==== RECORDED DATA

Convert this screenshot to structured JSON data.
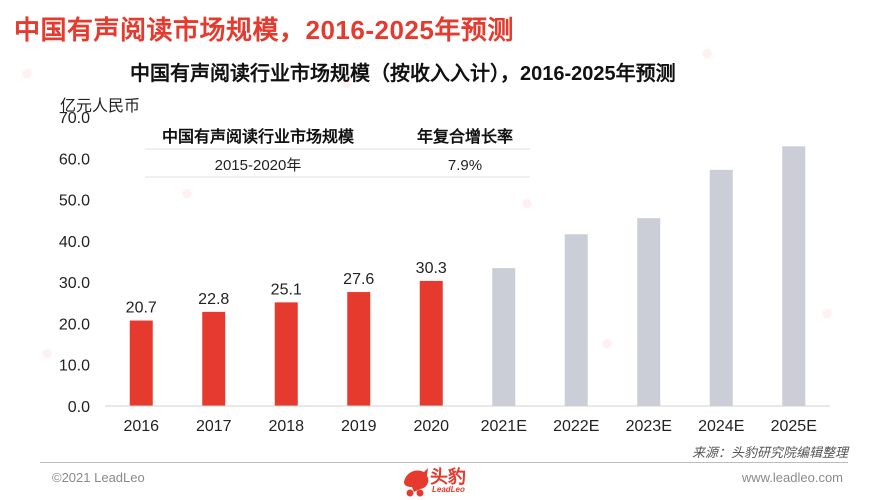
{
  "slide_title": "中国有声阅读市场规模，2016-2025年预测",
  "footer": {
    "source": "来源：头豹研究院编辑整理",
    "copyright": "©2021 LeadLeo",
    "website": "www.leadleo.com",
    "logo_text": "头豹",
    "logo_sub": "LeadLeo"
  },
  "colors": {
    "actual": "#e53a2d",
    "forecast": "#cbced6",
    "accent": "#e53a2d"
  },
  "chart_data": {
    "type": "bar",
    "title": "中国有声阅读行业市场规模（按收入入计），2016-2025年预测",
    "ylabel": "亿元人民币",
    "xlabel": "",
    "ylim": [
      0,
      70
    ],
    "yticks": [
      "0.0",
      "10.0",
      "20.0",
      "30.0",
      "40.0",
      "50.0",
      "60.0",
      "70.0"
    ],
    "categories": [
      "2016",
      "2017",
      "2018",
      "2019",
      "2020",
      "2021E",
      "2022E",
      "2023E",
      "2024E",
      "2025E"
    ],
    "values": [
      20.7,
      22.8,
      25.1,
      27.6,
      30.3,
      33.4,
      41.6,
      45.5,
      57.2,
      62.9
    ],
    "data_labels": [
      "20.7",
      "22.8",
      "25.1",
      "27.6",
      "30.3",
      "",
      "",
      "",
      "",
      ""
    ],
    "forecast_flags": [
      false,
      false,
      false,
      false,
      false,
      true,
      true,
      true,
      true,
      true
    ],
    "grid": false,
    "legend": "none",
    "cagr_table": {
      "headers": [
        "中国有声阅读行业市场规模",
        "年复合增长率"
      ],
      "rows": [
        [
          "2015-2020年",
          "7.9%"
        ]
      ]
    }
  }
}
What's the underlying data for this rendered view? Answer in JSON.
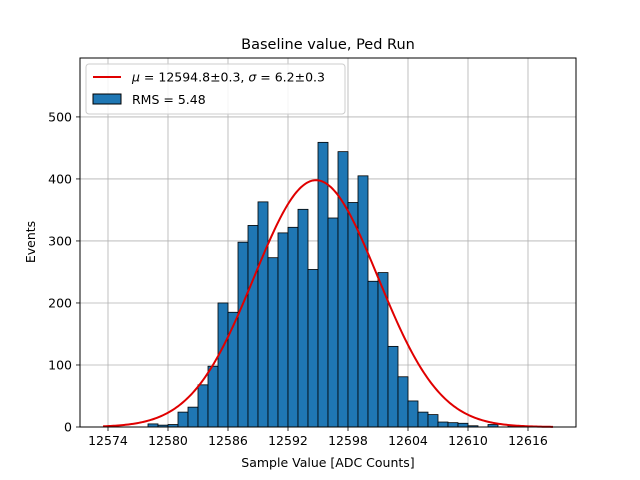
{
  "chart_data": {
    "type": "bar",
    "title": "Baseline value, Ped Run",
    "xlabel": "Sample Value [ADC Counts]",
    "ylabel": "Events",
    "xlim": [
      12571.2,
      12620.8
    ],
    "ylim": [
      0,
      595
    ],
    "xticks": [
      12574,
      12580,
      12586,
      12592,
      12598,
      12604,
      12610,
      12616
    ],
    "yticks": [
      0,
      100,
      200,
      300,
      400,
      500
    ],
    "grid": true,
    "legend_position": "top-left",
    "colors": {
      "bars": "#1f77b4",
      "bar_edge": "#000000",
      "fit": "#e00000",
      "grid": "#b0b0b0"
    },
    "histogram": {
      "name": "RMS = 5.48",
      "bin_width": 1,
      "bins": [
        [
          12578.5,
          5
        ],
        [
          12579.5,
          3
        ],
        [
          12580.5,
          4
        ],
        [
          12581.5,
          24
        ],
        [
          12582.5,
          32
        ],
        [
          12583.5,
          68
        ],
        [
          12584.5,
          98
        ],
        [
          12585.5,
          200
        ],
        [
          12586.5,
          185
        ],
        [
          12587.5,
          298
        ],
        [
          12588.5,
          325
        ],
        [
          12589.5,
          363
        ],
        [
          12590.5,
          273
        ],
        [
          12591.5,
          313
        ],
        [
          12592.5,
          322
        ],
        [
          12593.5,
          351
        ],
        [
          12594.5,
          254
        ],
        [
          12595.5,
          459
        ],
        [
          12596.5,
          337
        ],
        [
          12597.5,
          444
        ],
        [
          12598.5,
          362
        ],
        [
          12599.5,
          405
        ],
        [
          12600.5,
          235
        ],
        [
          12601.5,
          249
        ],
        [
          12602.5,
          130
        ],
        [
          12603.5,
          81
        ],
        [
          12604.5,
          42
        ],
        [
          12605.5,
          24
        ],
        [
          12606.5,
          20
        ],
        [
          12607.5,
          8
        ],
        [
          12608.5,
          7
        ],
        [
          12609.5,
          6
        ],
        [
          12610.5,
          2
        ],
        [
          12611.5,
          0
        ],
        [
          12612.5,
          4
        ],
        [
          12613.5,
          0
        ],
        [
          12614.5,
          2
        ]
      ]
    },
    "fit": {
      "name_tex": "μ = 12594.8±0.3, σ = 6.2±0.3",
      "mu_label": "μ",
      "mu_text": " = 12594.8±0.3, ",
      "sigma_label": "σ",
      "sigma_text": " = 6.2±0.3",
      "mu": 12594.8,
      "sigma": 6.2,
      "amplitude": 398,
      "x_range": [
        12573.5,
        12618.5
      ]
    }
  }
}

========

• [THE REQUEST] Write out each line again precisely as it appears, skipping every picture.

• [TASK SOLUTION]
Convert this screenshot to structured JSON data.
{
  "slide_title": "中国有声阅读市场规模，2016-2025年预测",
  "footer": {
    "source": "来源：头豹研究院编辑整理",
    "copyright": "©2021 LeadLeo",
    "website": "www.leadleo.com",
    "logo_text": "头豹",
    "logo_sub": "LeadLeo"
  },
  "colors": {
    "actual": "#e53a2d",
    "forecast": "#cbced6",
    "accent": "#e53a2d"
  },
  "chart_data": {
    "type": "bar",
    "title": "中国有声阅读行业市场规模（按收入入计），2016-2025年预测",
    "ylabel": "亿元人民币",
    "xlabel": "",
    "ylim": [
      0,
      70
    ],
    "yticks": [
      "0.0",
      "10.0",
      "20.0",
      "30.0",
      "40.0",
      "50.0",
      "60.0",
      "70.0"
    ],
    "categories": [
      "2016",
      "2017",
      "2018",
      "2019",
      "2020",
      "2021E",
      "2022E",
      "2023E",
      "2024E",
      "2025E"
    ],
    "values": [
      20.7,
      22.8,
      25.1,
      27.6,
      30.3,
      33.4,
      41.6,
      45.5,
      57.2,
      62.9
    ],
    "data_labels": [
      "20.7",
      "22.8",
      "25.1",
      "27.6",
      "30.3",
      "",
      "",
      "",
      "",
      ""
    ],
    "forecast_flags": [
      false,
      false,
      false,
      false,
      false,
      true,
      true,
      true,
      true,
      true
    ],
    "grid": false,
    "legend": "none",
    "cagr_table": {
      "headers": [
        "中国有声阅读行业市场规模",
        "年复合增长率"
      ],
      "rows": [
        [
          "2015-2020年",
          "7.9%"
        ]
      ]
    }
  }
}
What's the underlying data for this rendered view? Answer in JSON.
{
  "chart_data": {
    "type": "bar",
    "title": "Baseline value, Ped Run",
    "xlabel": "Sample Value [ADC Counts]",
    "ylabel": "Events",
    "xlim": [
      12571.2,
      12620.8
    ],
    "ylim": [
      0,
      595
    ],
    "xticks": [
      12574,
      12580,
      12586,
      12592,
      12598,
      12604,
      12610,
      12616
    ],
    "yticks": [
      0,
      100,
      200,
      300,
      400,
      500
    ],
    "grid": true,
    "legend_position": "top-left",
    "colors": {
      "bars": "#1f77b4",
      "bar_edge": "#000000",
      "fit": "#e00000",
      "grid": "#b0b0b0"
    },
    "histogram": {
      "name": "RMS = 5.48",
      "bin_width": 1,
      "bins": [
        [
          12578.5,
          5
        ],
        [
          12579.5,
          3
        ],
        [
          12580.5,
          4
        ],
        [
          12581.5,
          24
        ],
        [
          12582.5,
          32
        ],
        [
          12583.5,
          68
        ],
        [
          12584.5,
          98
        ],
        [
          12585.5,
          200
        ],
        [
          12586.5,
          185
        ],
        [
          12587.5,
          298
        ],
        [
          12588.5,
          325
        ],
        [
          12589.5,
          363
        ],
        [
          12590.5,
          273
        ],
        [
          12591.5,
          313
        ],
        [
          12592.5,
          322
        ],
        [
          12593.5,
          351
        ],
        [
          12594.5,
          254
        ],
        [
          12595.5,
          459
        ],
        [
          12596.5,
          337
        ],
        [
          12597.5,
          444
        ],
        [
          12598.5,
          362
        ],
        [
          12599.5,
          405
        ],
        [
          12600.5,
          235
        ],
        [
          12601.5,
          249
        ],
        [
          12602.5,
          130
        ],
        [
          12603.5,
          81
        ],
        [
          12604.5,
          42
        ],
        [
          12605.5,
          24
        ],
        [
          12606.5,
          20
        ],
        [
          12607.5,
          8
        ],
        [
          12608.5,
          7
        ],
        [
          12609.5,
          6
        ],
        [
          12610.5,
          2
        ],
        [
          12611.5,
          0
        ],
        [
          12612.5,
          4
        ],
        [
          12613.5,
          0
        ],
        [
          12614.5,
          2
        ]
      ]
    },
    "fit": {
      "name_tex": "μ = 12594.8±0.3, σ = 6.2±0.3",
      "mu_label": "μ",
      "mu_text": " = 12594.8±0.3, ",
      "sigma_label": "σ",
      "sigma_text": " = 6.2±0.3",
      "mu": 12594.8,
      "sigma": 6.2,
      "amplitude": 398,
      "x_range": [
        12573.5,
        12618.5
      ]
    }
  }
}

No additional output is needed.